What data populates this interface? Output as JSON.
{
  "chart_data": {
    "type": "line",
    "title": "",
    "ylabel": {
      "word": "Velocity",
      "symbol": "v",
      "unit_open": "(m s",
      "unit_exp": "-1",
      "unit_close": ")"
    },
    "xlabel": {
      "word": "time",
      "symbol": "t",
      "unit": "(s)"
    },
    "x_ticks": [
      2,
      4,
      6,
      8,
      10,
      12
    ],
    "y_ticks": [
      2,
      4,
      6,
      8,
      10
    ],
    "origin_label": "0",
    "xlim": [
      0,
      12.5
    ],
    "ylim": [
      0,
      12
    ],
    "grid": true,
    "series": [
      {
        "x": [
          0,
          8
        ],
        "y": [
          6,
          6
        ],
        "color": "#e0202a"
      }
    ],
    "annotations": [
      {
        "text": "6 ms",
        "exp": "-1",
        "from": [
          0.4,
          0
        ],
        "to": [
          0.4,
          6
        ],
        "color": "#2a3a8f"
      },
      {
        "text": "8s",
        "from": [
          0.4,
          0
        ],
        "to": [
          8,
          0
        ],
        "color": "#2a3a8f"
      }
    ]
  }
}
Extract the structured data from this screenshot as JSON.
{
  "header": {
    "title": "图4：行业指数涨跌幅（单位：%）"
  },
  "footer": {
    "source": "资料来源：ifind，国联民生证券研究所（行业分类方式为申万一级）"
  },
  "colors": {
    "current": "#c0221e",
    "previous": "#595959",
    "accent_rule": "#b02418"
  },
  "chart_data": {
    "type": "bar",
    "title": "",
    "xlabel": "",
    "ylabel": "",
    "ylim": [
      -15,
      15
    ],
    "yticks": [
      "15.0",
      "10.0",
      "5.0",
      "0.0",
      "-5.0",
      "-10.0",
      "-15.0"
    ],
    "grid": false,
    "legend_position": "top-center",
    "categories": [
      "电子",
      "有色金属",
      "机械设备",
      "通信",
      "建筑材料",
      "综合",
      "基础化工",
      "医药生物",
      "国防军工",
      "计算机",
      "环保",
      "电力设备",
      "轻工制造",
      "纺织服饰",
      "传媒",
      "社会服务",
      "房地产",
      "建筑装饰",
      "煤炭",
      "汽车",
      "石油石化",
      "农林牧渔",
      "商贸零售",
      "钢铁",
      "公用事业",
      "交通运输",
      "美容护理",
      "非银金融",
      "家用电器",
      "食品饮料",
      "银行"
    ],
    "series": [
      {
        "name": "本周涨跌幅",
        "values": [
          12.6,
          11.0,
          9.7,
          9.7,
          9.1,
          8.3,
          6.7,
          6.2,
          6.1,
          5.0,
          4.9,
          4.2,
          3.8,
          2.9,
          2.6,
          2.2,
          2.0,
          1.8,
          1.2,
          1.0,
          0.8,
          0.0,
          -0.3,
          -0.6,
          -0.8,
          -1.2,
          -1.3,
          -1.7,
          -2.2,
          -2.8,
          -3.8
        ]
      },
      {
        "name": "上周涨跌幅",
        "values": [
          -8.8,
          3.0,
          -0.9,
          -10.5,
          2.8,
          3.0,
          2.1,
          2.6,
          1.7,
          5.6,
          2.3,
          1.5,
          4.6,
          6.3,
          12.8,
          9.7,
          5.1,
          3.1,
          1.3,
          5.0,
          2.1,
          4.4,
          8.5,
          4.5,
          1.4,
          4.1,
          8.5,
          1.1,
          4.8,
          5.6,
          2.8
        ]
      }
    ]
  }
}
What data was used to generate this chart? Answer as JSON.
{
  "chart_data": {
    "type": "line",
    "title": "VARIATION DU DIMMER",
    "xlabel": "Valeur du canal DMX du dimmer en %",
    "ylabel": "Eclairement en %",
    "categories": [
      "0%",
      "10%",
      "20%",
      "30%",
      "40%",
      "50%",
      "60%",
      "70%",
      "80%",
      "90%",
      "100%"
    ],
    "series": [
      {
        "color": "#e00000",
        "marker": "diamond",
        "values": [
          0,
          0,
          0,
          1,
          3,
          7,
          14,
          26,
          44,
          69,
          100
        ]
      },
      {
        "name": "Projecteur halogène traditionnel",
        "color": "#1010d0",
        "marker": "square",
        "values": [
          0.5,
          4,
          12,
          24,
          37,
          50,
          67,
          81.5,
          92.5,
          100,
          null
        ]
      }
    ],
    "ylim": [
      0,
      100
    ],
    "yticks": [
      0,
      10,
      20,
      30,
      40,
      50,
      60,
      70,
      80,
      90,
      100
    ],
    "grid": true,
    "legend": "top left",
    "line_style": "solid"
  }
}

▶ _Problem to work on_
Write down every line of the data exactly as it appears above.

▶ _The solution_
What data populates this interface? Output as JSON.
{
  "chart_data": {
    "type": "line",
    "title": "",
    "ylabel": {
      "word": "Velocity",
      "symbol": "v",
      "unit_open": "(m s",
      "unit_exp": "-1",
      "unit_close": ")"
    },
    "xlabel": {
      "word": "time",
      "symbol": "t",
      "unit": "(s)"
    },
    "x_ticks": [
      2,
      4,
      6,
      8,
      10,
      12
    ],
    "y_ticks": [
      2,
      4,
      6,
      8,
      10
    ],
    "origin_label": "0",
    "xlim": [
      0,
      12.5
    ],
    "ylim": [
      0,
      12
    ],
    "grid": true,
    "series": [
      {
        "x": [
          0,
          8
        ],
        "y": [
          6,
          6
        ],
        "color": "#e0202a"
      }
    ],
    "annotations": [
      {
        "text": "6 ms",
        "exp": "-1",
        "from": [
          0.4,
          0
        ],
        "to": [
          0.4,
          6
        ],
        "color": "#2a3a8f"
      },
      {
        "text": "8s",
        "from": [
          0.4,
          0
        ],
        "to": [
          8,
          0
        ],
        "color": "#2a3a8f"
      }
    ]
  }
}
Extract the structured data from this screenshot as JSON.
{
  "header": {
    "title": "图4：行业指数涨跌幅（单位：%）"
  },
  "footer": {
    "source": "资料来源：ifind，国联民生证券研究所（行业分类方式为申万一级）"
  },
  "colors": {
    "current": "#c0221e",
    "previous": "#595959",
    "accent_rule": "#b02418"
  },
  "chart_data": {
    "type": "bar",
    "title": "",
    "xlabel": "",
    "ylabel": "",
    "ylim": [
      -15,
      15
    ],
    "yticks": [
      "15.0",
      "10.0",
      "5.0",
      "0.0",
      "-5.0",
      "-10.0",
      "-15.0"
    ],
    "grid": false,
    "legend_position": "top-center",
    "categories": [
      "电子",
      "有色金属",
      "机械设备",
      "通信",
      "建筑材料",
      "综合",
      "基础化工",
      "医药生物",
      "国防军工",
      "计算机",
      "环保",
      "电力设备",
      "轻工制造",
      "纺织服饰",
      "传媒",
      "社会服务",
      "房地产",
      "建筑装饰",
      "煤炭",
      "汽车",
      "石油石化",
      "农林牧渔",
      "商贸零售",
      "钢铁",
      "公用事业",
      "交通运输",
      "美容护理",
      "非银金融",
      "家用电器",
      "食品饮料",
      "银行"
    ],
    "series": [
      {
        "name": "本周涨跌幅",
        "values": [
          12.6,
          11.0,
          9.7,
          9.7,
          9.1,
          8.3,
          6.7,
          6.2,
          6.1,
          5.0,
          4.9,
          4.2,
          3.8,
          2.9,
          2.6,
          2.2,
          2.0,
          1.8,
          1.2,
          1.0,
          0.8,
          0.0,
          -0.3,
          -0.6,
          -0.8,
          -1.2,
          -1.3,
          -1.7,
          -2.2,
          -2.8,
          -3.8
        ]
      },
      {
        "name": "上周涨跌幅",
        "values": [
          -8.8,
          3.0,
          -0.9,
          -10.5,
          2.8,
          3.0,
          2.1,
          2.6,
          1.7,
          5.6,
          2.3,
          1.5,
          4.6,
          6.3,
          12.8,
          9.7,
          5.1,
          3.1,
          1.3,
          5.0,
          2.1,
          4.4,
          8.5,
          4.5,
          1.4,
          4.1,
          8.5,
          1.1,
          4.8,
          5.6,
          2.8
        ]
      }
    ]
  }
}
What data was used to generate this chart? Answer as JSON.
{
  "chart_data": {
    "type": "line",
    "title": "VARIATION DU DIMMER",
    "xlabel": "Valeur du canal DMX du dimmer en %",
    "ylabel": "Eclairement en %",
    "categories": [
      "0%",
      "10%",
      "20%",
      "30%",
      "40%",
      "50%",
      "60%",
      "70%",
      "80%",
      "90%",
      "100%"
    ],
    "series": [
      {
        "color": "#e00000",
        "marker": "diamond",
        "values": [
          0,
          0,
          0,
          1,
          3,
          7,
          14,
          26,
          44,
          69,
          100
        ]
      },
      {
        "name": "Projecteur halogène traditionnel",
        "color": "#1010d0",
        "marker": "square",
        "values": [
          0.5,
          4,
          12,
          24,
          37,
          50,
          67,
          81.5,
          92.5,
          100,
          null
        ]
      }
    ],
    "ylim": [
      0,
      100
    ],
    "yticks": [
      0,
      10,
      20,
      30,
      40,
      50,
      60,
      70,
      80,
      90,
      100
    ],
    "grid": true,
    "legend": "top left",
    "line_style": "solid"
  }
}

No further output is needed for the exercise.